------ DATA ENTRIES ------

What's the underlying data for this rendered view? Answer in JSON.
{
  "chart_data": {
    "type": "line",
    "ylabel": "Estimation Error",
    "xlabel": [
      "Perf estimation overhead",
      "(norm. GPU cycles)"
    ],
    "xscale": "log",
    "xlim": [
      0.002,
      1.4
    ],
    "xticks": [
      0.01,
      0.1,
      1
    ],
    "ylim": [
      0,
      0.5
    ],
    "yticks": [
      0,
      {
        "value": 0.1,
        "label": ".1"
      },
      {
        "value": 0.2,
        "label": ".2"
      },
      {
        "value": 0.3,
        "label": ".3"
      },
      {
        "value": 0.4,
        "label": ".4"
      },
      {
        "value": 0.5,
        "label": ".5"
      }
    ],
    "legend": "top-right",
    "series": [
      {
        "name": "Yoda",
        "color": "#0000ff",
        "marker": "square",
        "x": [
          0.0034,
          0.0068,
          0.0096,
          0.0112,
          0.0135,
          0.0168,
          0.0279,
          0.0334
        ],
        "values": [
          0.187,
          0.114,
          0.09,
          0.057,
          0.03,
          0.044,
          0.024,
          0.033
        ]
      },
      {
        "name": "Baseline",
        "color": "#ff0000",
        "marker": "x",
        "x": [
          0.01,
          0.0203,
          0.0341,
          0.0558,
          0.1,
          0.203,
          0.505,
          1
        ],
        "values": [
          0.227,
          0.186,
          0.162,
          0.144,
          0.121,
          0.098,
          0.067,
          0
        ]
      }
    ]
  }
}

------

YOUR GOAL: Restate every record exactly, leaving nothing out.

RESULT:
What's the underlying data for this rendered view? Answer in JSON.
{
  "chart_data": {
    "type": "line",
    "ylabel": "Estimation Error",
    "xlabel": [
      "Perf estimation overhead",
      "(norm. GPU cycles)"
    ],
    "xscale": "log",
    "xlim": [
      0.002,
      1.4
    ],
    "xticks": [
      0.01,
      0.1,
      1
    ],
    "ylim": [
      0,
      0.5
    ],
    "yticks": [
      0,
      {
        "value": 0.1,
        "label": ".1"
      },
      {
        "value": 0.2,
        "label": ".2"
      },
      {
        "value": 0.3,
        "label": ".3"
      },
      {
        "value": 0.4,
        "label": ".4"
      },
      {
        "value": 0.5,
        "label": ".5"
      }
    ],
    "legend": "top-right",
    "series": [
      {
        "name": "Yoda",
        "color": "#0000ff",
        "marker": "square",
        "x": [
          0.0034,
          0.0068,
          0.0096,
          0.0112,
          0.0135,
          0.0168,
          0.0279,
          0.0334
        ],
        "values": [
          0.187,
          0.114,
          0.09,
          0.057,
          0.03,
          0.044,
          0.024,
          0.033
        ]
      },
      {
        "name": "Baseline",
        "color": "#ff0000",
        "marker": "x",
        "x": [
          0.01,
          0.0203,
          0.0341,
          0.0558,
          0.1,
          0.203,
          0.505,
          1
        ],
        "values": [
          0.227,
          0.186,
          0.162,
          0.144,
          0.121,
          0.098,
          0.067,
          0
        ]
      }
    ]
  }
}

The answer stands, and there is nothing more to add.